● Aim of the task:
Reproduce the listing below character for character; drop every image.

Dataset items:

* * * *

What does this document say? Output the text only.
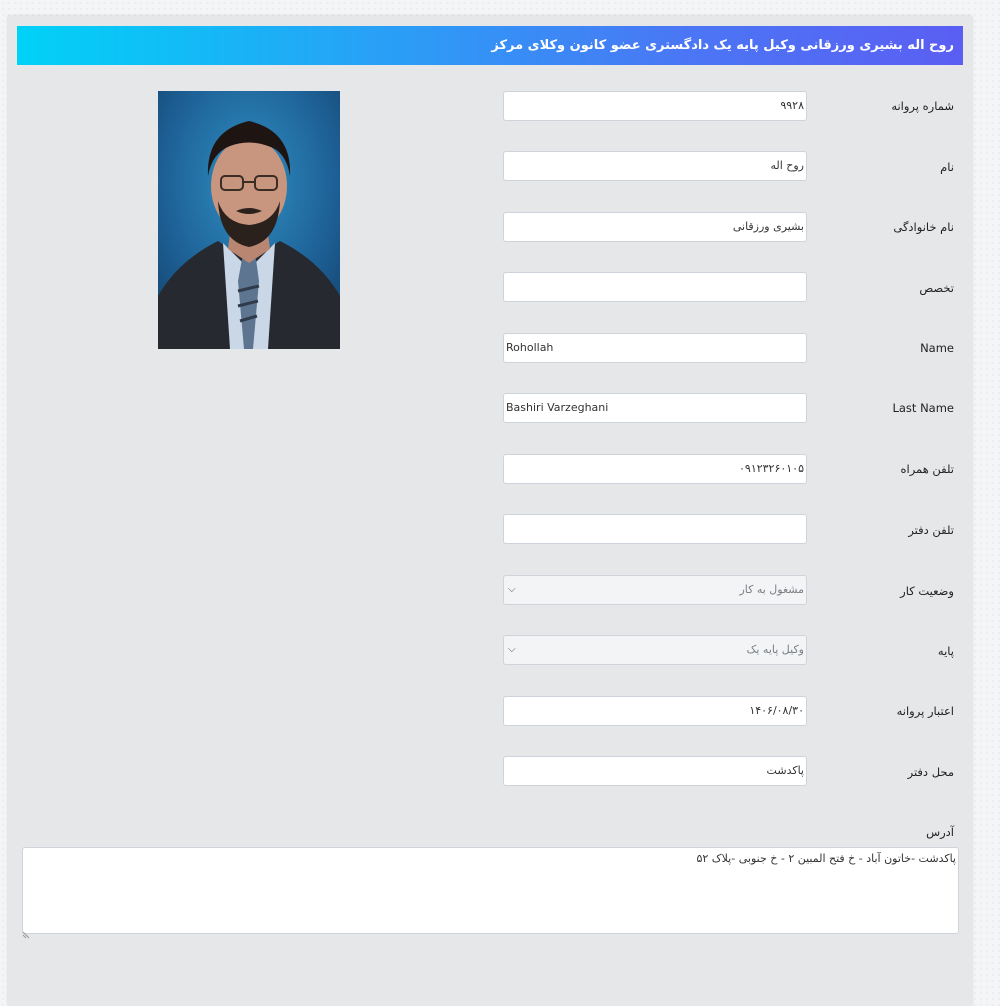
روح اله بشیری ورزقانی وکیل پایه یک دادگستری عضو کانون وکلای مرکز
شماره پروانه
۹۹۲۸
نام
روح اله
نام خانوادگی
بشیری ورزقانی
تخصص
Name
Rohollah
Last Name
Bashiri Varzeghani
تلفن همراه
۰۹۱۲۳۲۶۰۱۰۵
تلفن دفتر
وضعیت کار
مشغول به کار
⌵
پایه
وکیل پایه یک
⌵
اعتبار پروانه
۱۴۰۶/۰۸/۳۰
محل دفتر
پاکدشت
آدرس
پاکدشت -خاتون آباد - خ فتح المبین ۲ - خ جنوبی -پلاک ۵۲
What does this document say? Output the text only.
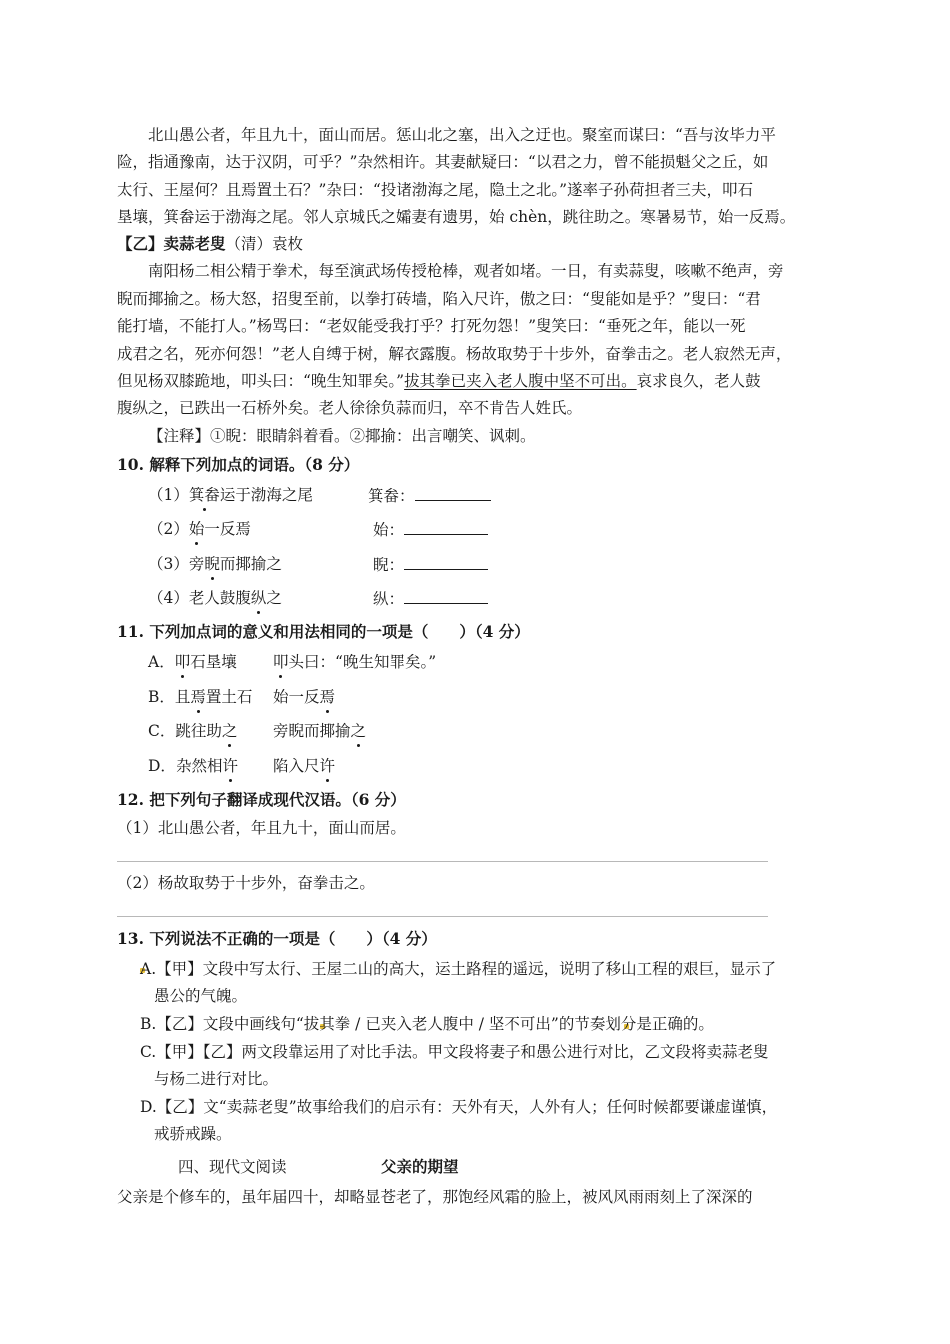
北山愚公者，年且九十，面山而居。惩山北之塞，出入之迂也。聚室而谋曰：“吾与汝毕力平
险，指通豫南，达于汉阴，可乎？”杂然相许。其妻献疑曰：“以君之力，曾不能损魁父之丘，如
太行、王屋何？且焉置土石？”杂曰：“投诸渤海之尾，隐土之北。”遂率子孙荷担者三夫，叩石
垦壤，箕畚运于渤海之尾。邻人京城氏之孀妻有遗男，始 chèn，跳往助之。寒暑易节，始一反焉。
【乙】卖蒜老叟（清）袁枚
南阳杨二相公精于拳术，每至演武场传授枪棒，观者如堵。一日，有卖蒜叟，咳嗽不绝声，旁
睨而揶揄之。杨大怒，招叟至前，以拳打砖墙，陷入尺许，傲之曰：“叟能如是乎？”叟曰：“君
能打墙，不能打人。”杨骂曰：“老奴能受我打乎？打死勿怨！”叟笑曰：“垂死之年，能以一死
成君之名，死亦何怨！”老人自缚于树，解衣露腹。杨故取势于十步外，奋拳击之。老人寂然无声，
但见杨双膝跪地，叩头曰：“晚生知罪矣。”拔其拳已夹入老人腹中坚不可出。哀求良久，老人鼓
腹纵之，已跌出一石桥外矣。老人徐徐负蒜而归，卒不肯告人姓氏。
【注释】①睨：眼睛斜着看。②揶揄：出言嘲笑、讽刺。
10. 解释下列加点的词语。（8 分）
（1）箕畚运于渤海之尾	箕畚：
（2）始一反焉	始：
（3）旁睨而揶揄之	睨：
（4）老人鼓腹纵之	纵：
11. 下列加点词的意义和用法相同的一项是（　　）（4 分）
A．叩石垦壤 叩头曰：“晚生知罪矣。”
B．且焉置土石 始一反焉
C．跳往助之 旁睨而揶揄之
D．杂然相许 陷入尺许
12. 把下列句子翻译成现代汉语。（6 分）
（1）北山愚公者，年且九十，面山而居。
（2）杨故取势于十步外，奋拳击之。
13. 下列说法不正确的一项是（　　）（4 分）
A.【甲】文段中写太行、王屋二山的高大，运土路程的遥远，说明了移山工程的艰巨，显示了
愚公的气魄。
B.【乙】文段中画线句“拔其拳 / 已夹入老人腹中 / 坚不可出”的节奏划分是正确的。
C.【甲】【乙】两文段靠运用了对比手法。甲文段将妻子和愚公进行对比，乙文段将卖蒜老叟
与杨二进行对比。
D.【乙】文“卖蒜老叟”故事给我们的启示有：天外有天，人外有人；任何时候都要谦虚谨慎，
戒骄戒躁。
四、现代文阅读	父亲的期望
父亲是个修车的，虽年届四十，却略显苍老了，那饱经风霜的脸上，被风风雨雨刻上了深深的
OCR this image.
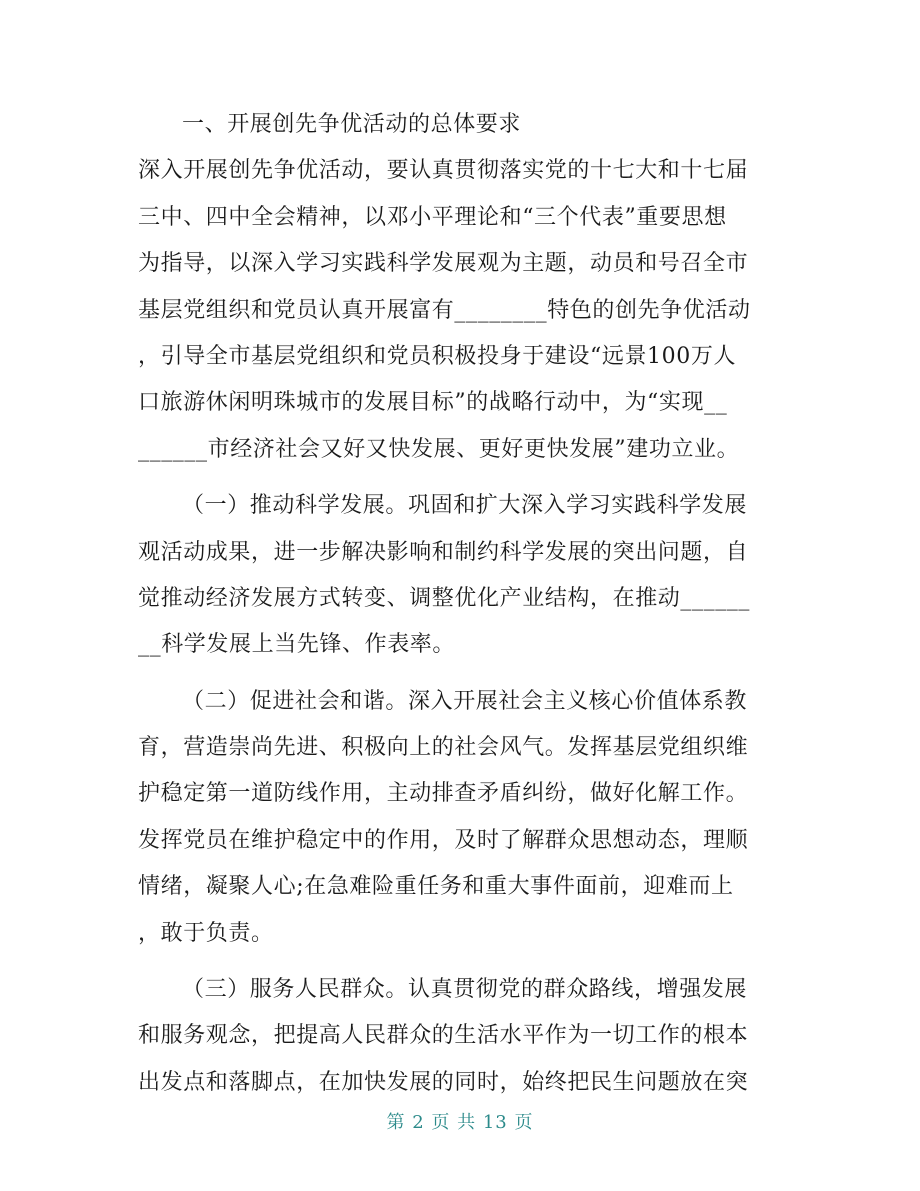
一、开展创先争优活动的总体要求
深入开展创先争优活动，要认真贯彻落实党的十七大和十七届
三中、四中全会精神，以邓小平理论和“三个代表”重要思想
为指导，以深入学习实践科学发展观为主题，动员和号召全市
基层党组织和党员认真开展富有________特色的创先争优活动
，引导全市基层党组织和党员积极投身于建设“远景100万人
口旅游休闲明珠城市的发展目标”的战略行动中，为“实现__
______市经济社会又好又快发展、更好更快发展”建功立业。
（一）推动科学发展。巩固和扩大深入学习实践科学发展
观活动成果，进一步解决影响和制约科学发展的突出问题，自
觉推动经济发展方式转变、调整优化产业结构，在推动______
__科学发展上当先锋、作表率。
（二）促进社会和谐。深入开展社会主义核心价值体系教
育，营造崇尚先进、积极向上的社会风气。发挥基层党组织维
护稳定第一道防线作用，主动排查矛盾纠纷，做好化解工作。
发挥党员在维护稳定中的作用，及时了解群众思想动态，理顺
情绪，凝聚人心;在急难险重任务和重大事件面前，迎难而上
，敢于负责。
（三）服务人民群众。认真贯彻党的群众路线，增强发展
和服务观念，把提高人民群众的生活水平作为一切工作的根本
出发点和落脚点，在加快发展的同时，始终把民生问题放在突
第 2 页 共 13 页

* * * *

● Response to the exercise:
What does this document say? Output the text only.
روح اله بشیری ورزقانی وکیل پایه یک دادگستری عضو کانون وکلای مرکز
شماره پروانه
۹۹۲۸
نام
روح اله
نام خانوادگی
بشیری ورزقانی
تخصص
Name
Rohollah
Last Name
Bashiri Varzeghani
تلفن همراه
۰۹۱۲۳۲۶۰۱۰۵
تلفن دفتر
وضعیت کار
مشغول به کار
⌵
پایه
وکیل پایه یک
⌵
اعتبار پروانه
۱۴۰۶/۰۸/۳۰
محل دفتر
پاکدشت
آدرس
پاکدشت -خاتون آباد - خ فتح المبین ۲ - خ جنوبی -پلاک ۵۲
What does this document say? Output the text only.
北山愚公者，年且九十，面山而居。惩山北之塞，出入之迂也。聚室而谋曰：“吾与汝毕力平
险，指通豫南，达于汉阴，可乎？”杂然相许。其妻献疑曰：“以君之力，曾不能损魁父之丘，如
太行、王屋何？且焉置土石？”杂曰：“投诸渤海之尾，隐土之北。”遂率子孙荷担者三夫，叩石
垦壤，箕畚运于渤海之尾。邻人京城氏之孀妻有遗男，始 chèn，跳往助之。寒暑易节，始一反焉。
【乙】卖蒜老叟（清）袁枚
南阳杨二相公精于拳术，每至演武场传授枪棒，观者如堵。一日，有卖蒜叟，咳嗽不绝声，旁
睨而揶揄之。杨大怒，招叟至前，以拳打砖墙，陷入尺许，傲之曰：“叟能如是乎？”叟曰：“君
能打墙，不能打人。”杨骂曰：“老奴能受我打乎？打死勿怨！”叟笑曰：“垂死之年，能以一死
成君之名，死亦何怨！”老人自缚于树，解衣露腹。杨故取势于十步外，奋拳击之。老人寂然无声，
但见杨双膝跪地，叩头曰：“晚生知罪矣。”拔其拳已夹入老人腹中坚不可出。哀求良久，老人鼓
腹纵之，已跌出一石桥外矣。老人徐徐负蒜而归，卒不肯告人姓氏。
【注释】①睨：眼睛斜着看。②揶揄：出言嘲笑、讽刺。
10. 解释下列加点的词语。（8 分）
（1）箕畚运于渤海之尾	箕畚：
（2）始一反焉	始：
（3）旁睨而揶揄之	睨：
（4）老人鼓腹纵之	纵：
11. 下列加点词的意义和用法相同的一项是（　　）（4 分）
A．叩石垦壤 叩头曰：“晚生知罪矣。”
B．且焉置土石 始一反焉
C．跳往助之 旁睨而揶揄之
D．杂然相许 陷入尺许
12. 把下列句子翻译成现代汉语。（6 分）
（1）北山愚公者，年且九十，面山而居。
（2）杨故取势于十步外，奋拳击之。
13. 下列说法不正确的一项是（　　）（4 分）
A.【甲】文段中写太行、王屋二山的高大，运土路程的遥远，说明了移山工程的艰巨，显示了
愚公的气魄。
B.【乙】文段中画线句“拔其拳 / 已夹入老人腹中 / 坚不可出”的节奏划分是正确的。
C.【甲】【乙】两文段靠运用了对比手法。甲文段将妻子和愚公进行对比，乙文段将卖蒜老叟
与杨二进行对比。
D.【乙】文“卖蒜老叟”故事给我们的启示有：天外有天，人外有人；任何时候都要谦虚谨慎，
戒骄戒躁。
四、现代文阅读	父亲的期望
父亲是个修车的，虽年届四十，却略显苍老了，那饱经风霜的脸上，被风风雨雨刻上了深深的
OCR this image.
一、开展创先争优活动的总体要求
深入开展创先争优活动，要认真贯彻落实党的十七大和十七届
三中、四中全会精神，以邓小平理论和“三个代表”重要思想
为指导，以深入学习实践科学发展观为主题，动员和号召全市
基层党组织和党员认真开展富有________特色的创先争优活动
，引导全市基层党组织和党员积极投身于建设“远景100万人
口旅游休闲明珠城市的发展目标”的战略行动中，为“实现__
______市经济社会又好又快发展、更好更快发展”建功立业。
（一）推动科学发展。巩固和扩大深入学习实践科学发展
观活动成果，进一步解决影响和制约科学发展的突出问题，自
觉推动经济发展方式转变、调整优化产业结构，在推动______
__科学发展上当先锋、作表率。
（二）促进社会和谐。深入开展社会主义核心价值体系教
育，营造崇尚先进、积极向上的社会风气。发挥基层党组织维
护稳定第一道防线作用，主动排查矛盾纠纷，做好化解工作。
发挥党员在维护稳定中的作用，及时了解群众思想动态，理顺
情绪，凝聚人心;在急难险重任务和重大事件面前，迎难而上
，敢于负责。
（三）服务人民群众。认真贯彻党的群众路线，增强发展
和服务观念，把提高人民群众的生活水平作为一切工作的根本
出发点和落脚点，在加快发展的同时，始终把民生问题放在突
第 2 页 共 13 页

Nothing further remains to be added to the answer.